- [Prompt]
For the copy, please give all of the data again exactly and leave the pictures out.
- - - - - - -
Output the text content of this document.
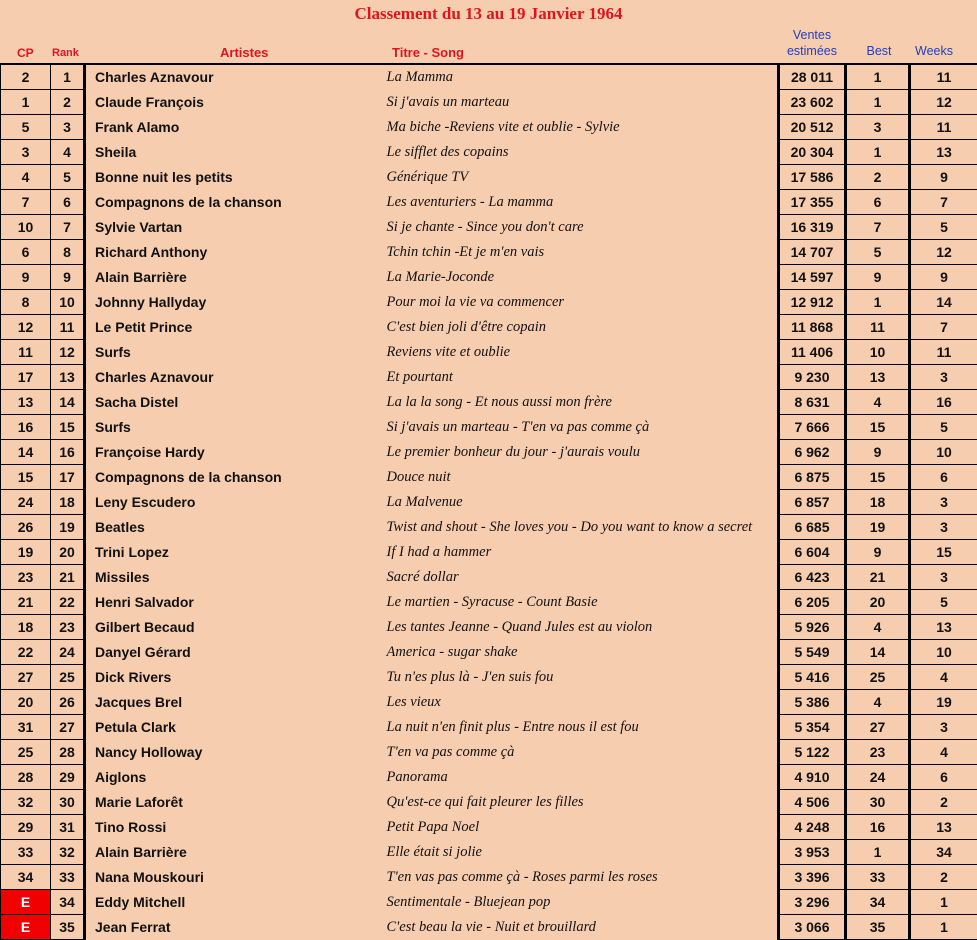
Classement du 13 au 19 Janvier 1964
CP Rank	Artistes	Titre - Song
Ventes
estimées	Best	Weeks
2	1	Charles Aznavour	La Mamma	28 011	1	11
1	2	Claude François	Si j'avais un marteau	23 602	1	12
5	3	Frank Alamo	Ma biche -Reviens vite et oublie - Sylvie	20 512	3	11
3	4	Sheila	Le sifflet des copains	20 304	1	13
4	5	Bonne nuit les petits	Générique TV	17 586	2	9
7	6	Compagnons de la chanson	Les aventuriers - La mamma	17 355	6	7
10	7	Sylvie Vartan	Si je chante - Since you don't care	16 319	7	5
6	8	Richard Anthony	Tchin tchin -Et je m'en vais	14 707	5	12
9	9	Alain Barrière	La Marie-Joconde	14 597	9	9
8	10	Johnny Hallyday	Pour moi la vie va commencer	12 912	1	14
12	11	Le Petit Prince	C'est bien joli d'être copain	11 868	11	7
11	12	Surfs	Reviens vite et oublie	11 406	10	11
17	13	Charles Aznavour	Et pourtant	9 230	13	3
13	14	Sacha Distel	La la la song - Et nous aussi mon frère	8 631	4	16
16	15	Surfs	Si j'avais un marteau - T'en va pas comme çà	7 666	15	5
14	16	Françoise Hardy	Le premier bonheur du jour - j'aurais voulu	6 962	9	10
15	17	Compagnons de la chanson	Douce nuit	6 875	15	6
24	18	Leny Escudero	La Malvenue	6 857	18	3
26	19	Beatles	Twist and shout - She loves you - Do you want to know a secret	6 685	19	3
19	20	Trini Lopez	If I had a hammer	6 604	9	15
23	21	Missiles	Sacré dollar	6 423	21	3
21	22	Henri Salvador	Le martien - Syracuse - Count Basie	6 205	20	5
18	23	Gilbert Becaud	Les tantes Jeanne - Quand Jules est au violon	5 926	4	13
22	24	Danyel Gérard	America - sugar shake	5 549	14	10
27	25	Dick Rivers	Tu n'es plus là - J'en suis fou	5 416	25	4
20	26	Jacques Brel	Les vieux	5 386	4	19
31	27	Petula Clark	La nuit n'en finit plus - Entre nous il est fou	5 354	27	3
25	28	Nancy Holloway	T'en va pas comme çà	5 122	23	4
28	29	Aiglons	Panorama	4 910	24	6
32	30	Marie Laforêt	Qu'est-ce qui fait pleurer les filles	4 506	30	2
29	31	Tino Rossi	Petit Papa Noel	4 248	16	13
33	32	Alain Barrière	Elle était si jolie	3 953	1	34
34	33	Nana Mouskouri	T'en vas pas comme çà - Roses parmi les roses	3 396	33	2
E	34	Eddy Mitchell	Sentimentale - Bluejean pop	3 296	34	1
E	35	Jean Ferrat	C'est beau la vie - Nuit et brouillard	3 066	35	1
- - - - - - -
- [Solution for this task]
Output the text content of this document.
Classement du 13 au 19 Janvier 1964
CP Rank	Artistes	Titre - Song
Ventes
estimées	Best	Weeks
2	1	Charles Aznavour	La Mamma	28 011	1	11
1	2	Claude François	Si j'avais un marteau	23 602	1	12
5	3	Frank Alamo	Ma biche -Reviens vite et oublie - Sylvie	20 512	3	11
3	4	Sheila	Le sifflet des copains	20 304	1	13
4	5	Bonne nuit les petits	Générique TV	17 586	2	9
7	6	Compagnons de la chanson	Les aventuriers - La mamma	17 355	6	7
10	7	Sylvie Vartan	Si je chante - Since you don't care	16 319	7	5
6	8	Richard Anthony	Tchin tchin -Et je m'en vais	14 707	5	12
9	9	Alain Barrière	La Marie-Joconde	14 597	9	9
8	10	Johnny Hallyday	Pour moi la vie va commencer	12 912	1	14
12	11	Le Petit Prince	C'est bien joli d'être copain	11 868	11	7
11	12	Surfs	Reviens vite et oublie	11 406	10	11
17	13	Charles Aznavour	Et pourtant	9 230	13	3
13	14	Sacha Distel	La la la song - Et nous aussi mon frère	8 631	4	16
16	15	Surfs	Si j'avais un marteau - T'en va pas comme çà	7 666	15	5
14	16	Françoise Hardy	Le premier bonheur du jour - j'aurais voulu	6 962	9	10
15	17	Compagnons de la chanson	Douce nuit	6 875	15	6
24	18	Leny Escudero	La Malvenue	6 857	18	3
26	19	Beatles	Twist and shout - She loves you - Do you want to know a secret	6 685	19	3
19	20	Trini Lopez	If I had a hammer	6 604	9	15
23	21	Missiles	Sacré dollar	6 423	21	3
21	22	Henri Salvador	Le martien - Syracuse - Count Basie	6 205	20	5
18	23	Gilbert Becaud	Les tantes Jeanne - Quand Jules est au violon	5 926	4	13
22	24	Danyel Gérard	America - sugar shake	5 549	14	10
27	25	Dick Rivers	Tu n'es plus là - J'en suis fou	5 416	25	4
20	26	Jacques Brel	Les vieux	5 386	4	19
31	27	Petula Clark	La nuit n'en finit plus - Entre nous il est fou	5 354	27	3
25	28	Nancy Holloway	T'en va pas comme çà	5 122	23	4
28	29	Aiglons	Panorama	4 910	24	6
32	30	Marie Laforêt	Qu'est-ce qui fait pleurer les filles	4 506	30	2
29	31	Tino Rossi	Petit Papa Noel	4 248	16	13
33	32	Alain Barrière	Elle était si jolie	3 953	1	34
34	33	Nana Mouskouri	T'en vas pas comme çà - Roses parmi les roses	3 396	33	2
E	34	Eddy Mitchell	Sentimentale - Bluejean pop	3 296	34	1
E	35	Jean Ferrat	C'est beau la vie - Nuit et brouillard	3 066	35	1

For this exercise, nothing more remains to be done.